Data entries for graphics:
::::::::::
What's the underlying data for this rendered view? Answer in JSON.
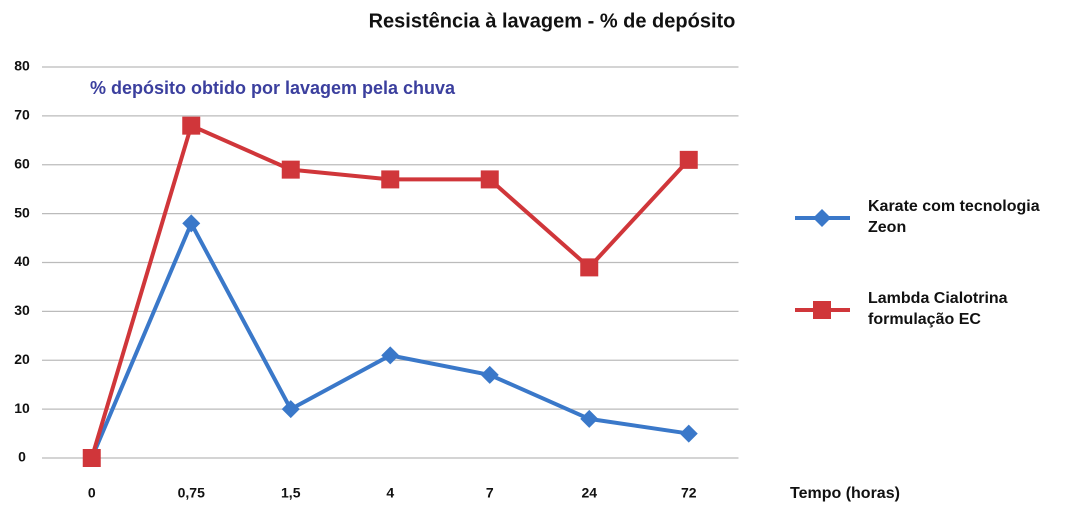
{
  "chart_data": {
    "type": "line",
    "title": "Resistência à lavagem - % de depósito",
    "annotation": "% depósito obtido por lavagem pela chuva",
    "x_label": "Tempo (horas)",
    "categories": [
      "0",
      "0,75",
      "1,5",
      "4",
      "7",
      "24",
      "72"
    ],
    "series": [
      {
        "name": "Karate com tecnologia Zeon",
        "color": "#3a78c9",
        "marker": "diamond",
        "values": [
          0,
          48,
          10,
          21,
          17,
          8,
          5
        ]
      },
      {
        "name": "Lambda Cialotrina formulação EC",
        "color": "#d0363a",
        "marker": "square",
        "values": [
          0,
          68,
          59,
          57,
          57,
          39,
          61
        ]
      }
    ],
    "ylim": [
      0,
      80
    ],
    "yticks": [
      0,
      10,
      20,
      30,
      40,
      50,
      60,
      70,
      80
    ],
    "grid": true,
    "legend": "right"
  }
}
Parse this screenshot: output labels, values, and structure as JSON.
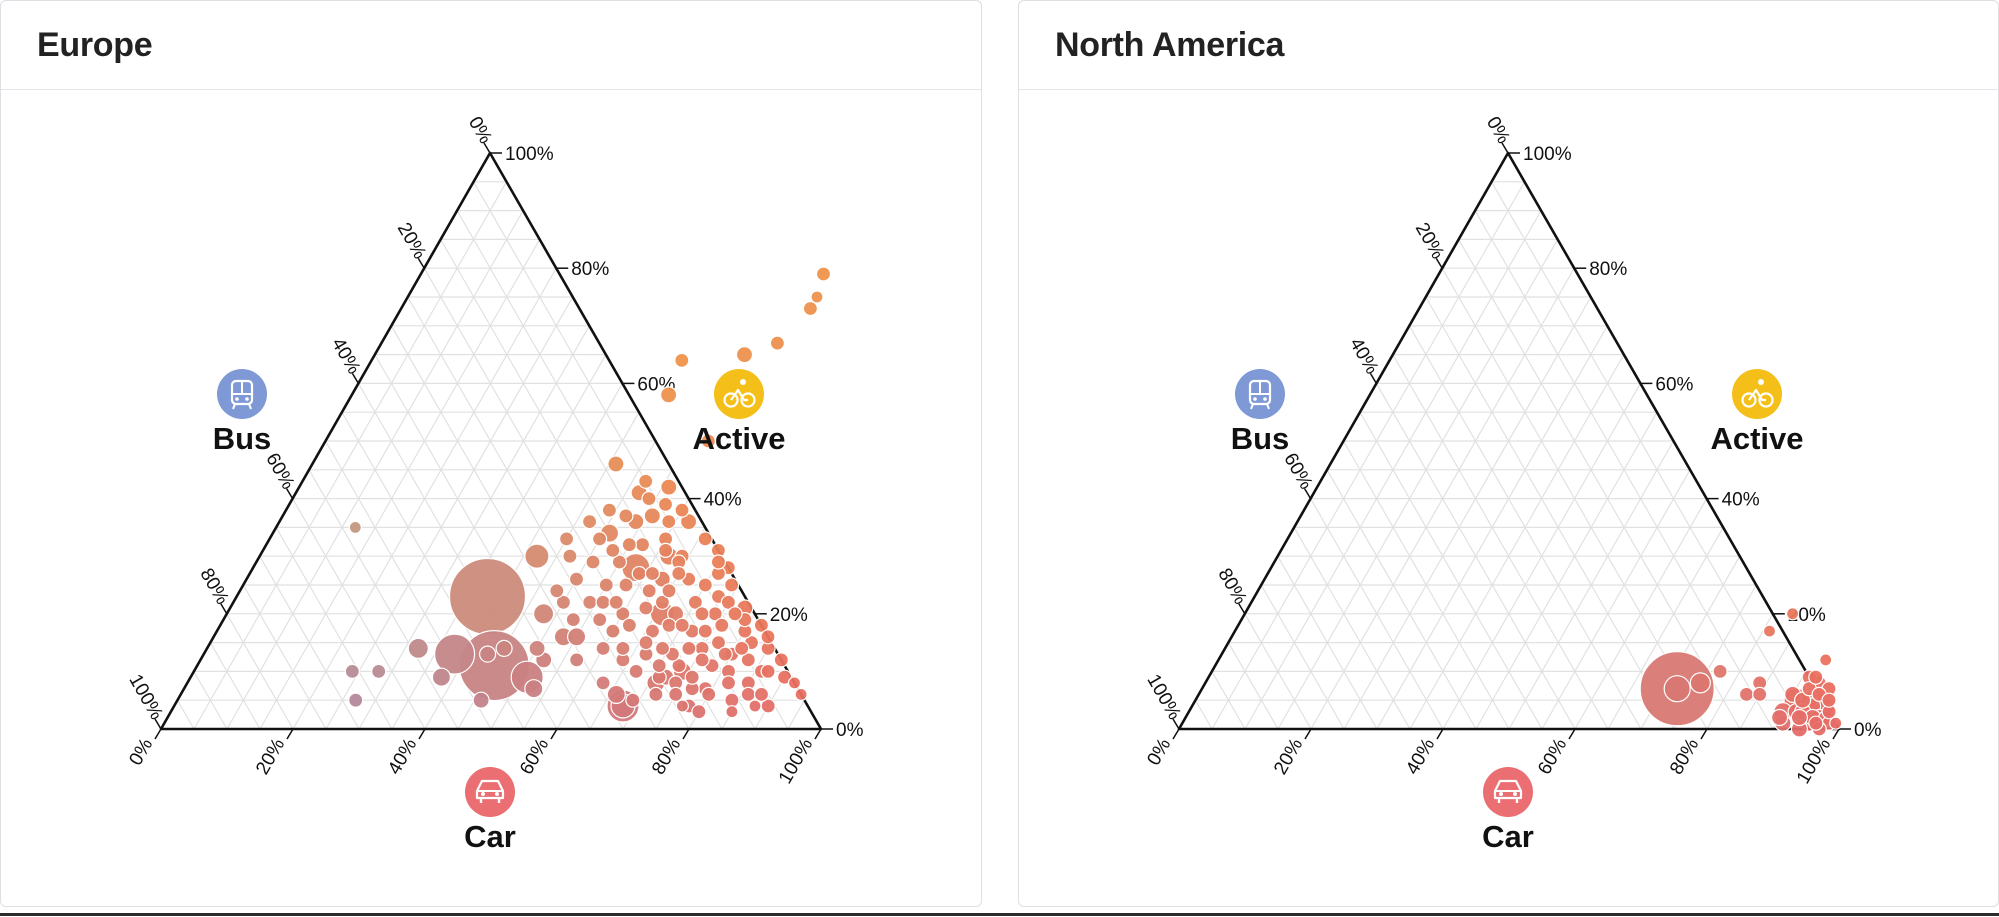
::::::::::
WHAT IS ASKED ▸ Each entry above is to be written out again unchanged, apart from the pictures, which are left out.

SOLUTION ▸
What's the underlying data for this rendered view? Answer in JSON.
{
  "chart_data": {
    "type": "line",
    "title": "Resistência à lavagem - % de depósito",
    "annotation": "% depósito obtido por lavagem pela chuva",
    "x_label": "Tempo (horas)",
    "categories": [
      "0",
      "0,75",
      "1,5",
      "4",
      "7",
      "24",
      "72"
    ],
    "series": [
      {
        "name": "Karate com tecnologia Zeon",
        "color": "#3a78c9",
        "marker": "diamond",
        "values": [
          0,
          48,
          10,
          21,
          17,
          8,
          5
        ]
      },
      {
        "name": "Lambda Cialotrina formulação EC",
        "color": "#d0363a",
        "marker": "square",
        "values": [
          0,
          68,
          59,
          57,
          57,
          39,
          61
        ]
      }
    ],
    "ylim": [
      0,
      80
    ],
    "yticks": [
      0,
      10,
      20,
      30,
      40,
      50,
      60,
      70,
      80
    ],
    "grid": true,
    "legend": "right"
  }
}
Parse this screenshot: output labels, values, and structure as JSON.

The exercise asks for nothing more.